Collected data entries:
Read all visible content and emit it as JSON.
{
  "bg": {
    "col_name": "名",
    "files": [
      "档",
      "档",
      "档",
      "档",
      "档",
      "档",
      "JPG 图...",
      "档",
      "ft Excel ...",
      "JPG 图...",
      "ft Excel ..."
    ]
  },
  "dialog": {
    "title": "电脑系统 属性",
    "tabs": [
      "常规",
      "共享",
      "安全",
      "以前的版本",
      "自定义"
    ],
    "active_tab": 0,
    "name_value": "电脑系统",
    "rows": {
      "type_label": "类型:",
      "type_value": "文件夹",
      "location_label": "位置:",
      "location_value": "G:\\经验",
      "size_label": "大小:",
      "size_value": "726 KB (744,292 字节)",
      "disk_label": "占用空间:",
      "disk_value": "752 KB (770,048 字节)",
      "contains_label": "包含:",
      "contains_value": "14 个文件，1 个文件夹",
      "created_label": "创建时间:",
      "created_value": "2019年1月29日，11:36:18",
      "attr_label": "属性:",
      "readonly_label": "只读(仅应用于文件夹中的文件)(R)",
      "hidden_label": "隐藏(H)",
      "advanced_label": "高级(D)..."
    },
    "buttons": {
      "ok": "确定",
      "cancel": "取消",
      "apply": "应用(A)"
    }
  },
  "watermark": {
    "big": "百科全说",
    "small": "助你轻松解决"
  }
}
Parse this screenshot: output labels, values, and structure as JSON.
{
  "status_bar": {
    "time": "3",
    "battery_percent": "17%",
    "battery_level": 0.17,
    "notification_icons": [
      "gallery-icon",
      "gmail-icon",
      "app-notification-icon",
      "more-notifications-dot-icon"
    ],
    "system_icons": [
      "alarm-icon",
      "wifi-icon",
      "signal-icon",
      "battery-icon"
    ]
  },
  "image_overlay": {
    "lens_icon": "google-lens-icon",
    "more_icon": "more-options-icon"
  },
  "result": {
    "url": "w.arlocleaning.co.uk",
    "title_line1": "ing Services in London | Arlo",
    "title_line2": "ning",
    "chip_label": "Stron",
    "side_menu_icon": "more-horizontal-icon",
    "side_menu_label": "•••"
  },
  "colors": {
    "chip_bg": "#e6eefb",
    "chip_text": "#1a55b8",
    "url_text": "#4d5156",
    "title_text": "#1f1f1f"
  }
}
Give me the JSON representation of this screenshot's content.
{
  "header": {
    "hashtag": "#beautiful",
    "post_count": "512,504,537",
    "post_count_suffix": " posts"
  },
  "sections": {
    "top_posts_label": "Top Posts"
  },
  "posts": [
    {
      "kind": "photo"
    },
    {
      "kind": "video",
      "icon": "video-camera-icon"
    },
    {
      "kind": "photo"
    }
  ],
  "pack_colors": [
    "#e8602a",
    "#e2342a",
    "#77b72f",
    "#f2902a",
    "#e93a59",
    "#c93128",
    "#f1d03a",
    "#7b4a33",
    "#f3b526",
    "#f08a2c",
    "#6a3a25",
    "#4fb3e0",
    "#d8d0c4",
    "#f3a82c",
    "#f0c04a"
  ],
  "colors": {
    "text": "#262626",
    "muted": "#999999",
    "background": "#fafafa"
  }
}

What to do: Each line of the listing above should be output exactly.

Answer in full:
Read all visible content and emit it as JSON.
{
  "bg": {
    "col_name": "名",
    "files": [
      "档",
      "档",
      "档",
      "档",
      "档",
      "档",
      "JPG 图...",
      "档",
      "ft Excel ...",
      "JPG 图...",
      "ft Excel ..."
    ]
  },
  "dialog": {
    "title": "电脑系统 属性",
    "tabs": [
      "常规",
      "共享",
      "安全",
      "以前的版本",
      "自定义"
    ],
    "active_tab": 0,
    "name_value": "电脑系统",
    "rows": {
      "type_label": "类型:",
      "type_value": "文件夹",
      "location_label": "位置:",
      "location_value": "G:\\经验",
      "size_label": "大小:",
      "size_value": "726 KB (744,292 字节)",
      "disk_label": "占用空间:",
      "disk_value": "752 KB (770,048 字节)",
      "contains_label": "包含:",
      "contains_value": "14 个文件，1 个文件夹",
      "created_label": "创建时间:",
      "created_value": "2019年1月29日，11:36:18",
      "attr_label": "属性:",
      "readonly_label": "只读(仅应用于文件夹中的文件)(R)",
      "hidden_label": "隐藏(H)",
      "advanced_label": "高级(D)..."
    },
    "buttons": {
      "ok": "确定",
      "cancel": "取消",
      "apply": "应用(A)"
    }
  },
  "watermark": {
    "big": "百科全说",
    "small": "助你轻松解决"
  }
}
Parse this screenshot: output labels, values, and structure as JSON.
{
  "status_bar": {
    "time": "3",
    "battery_percent": "17%",
    "battery_level": 0.17,
    "notification_icons": [
      "gallery-icon",
      "gmail-icon",
      "app-notification-icon",
      "more-notifications-dot-icon"
    ],
    "system_icons": [
      "alarm-icon",
      "wifi-icon",
      "signal-icon",
      "battery-icon"
    ]
  },
  "image_overlay": {
    "lens_icon": "google-lens-icon",
    "more_icon": "more-options-icon"
  },
  "result": {
    "url": "w.arlocleaning.co.uk",
    "title_line1": "ing Services in London | Arlo",
    "title_line2": "ning",
    "chip_label": "Stron",
    "side_menu_icon": "more-horizontal-icon",
    "side_menu_label": "•••"
  },
  "colors": {
    "chip_bg": "#e6eefb",
    "chip_text": "#1a55b8",
    "url_text": "#4d5156",
    "title_text": "#1f1f1f"
  }
}
Give me the JSON representation of this screenshot's content.
{
  "header": {
    "hashtag": "#beautiful",
    "post_count": "512,504,537",
    "post_count_suffix": " posts"
  },
  "sections": {
    "top_posts_label": "Top Posts"
  },
  "posts": [
    {
      "kind": "photo"
    },
    {
      "kind": "video",
      "icon": "video-camera-icon"
    },
    {
      "kind": "photo"
    }
  ],
  "pack_colors": [
    "#e8602a",
    "#e2342a",
    "#77b72f",
    "#f2902a",
    "#e93a59",
    "#c93128",
    "#f1d03a",
    "#7b4a33",
    "#f3b526",
    "#f08a2c",
    "#6a3a25",
    "#4fb3e0",
    "#d8d0c4",
    "#f3a82c",
    "#f0c04a"
  ],
  "colors": {
    "text": "#262626",
    "muted": "#999999",
    "background": "#fafafa"
  }
}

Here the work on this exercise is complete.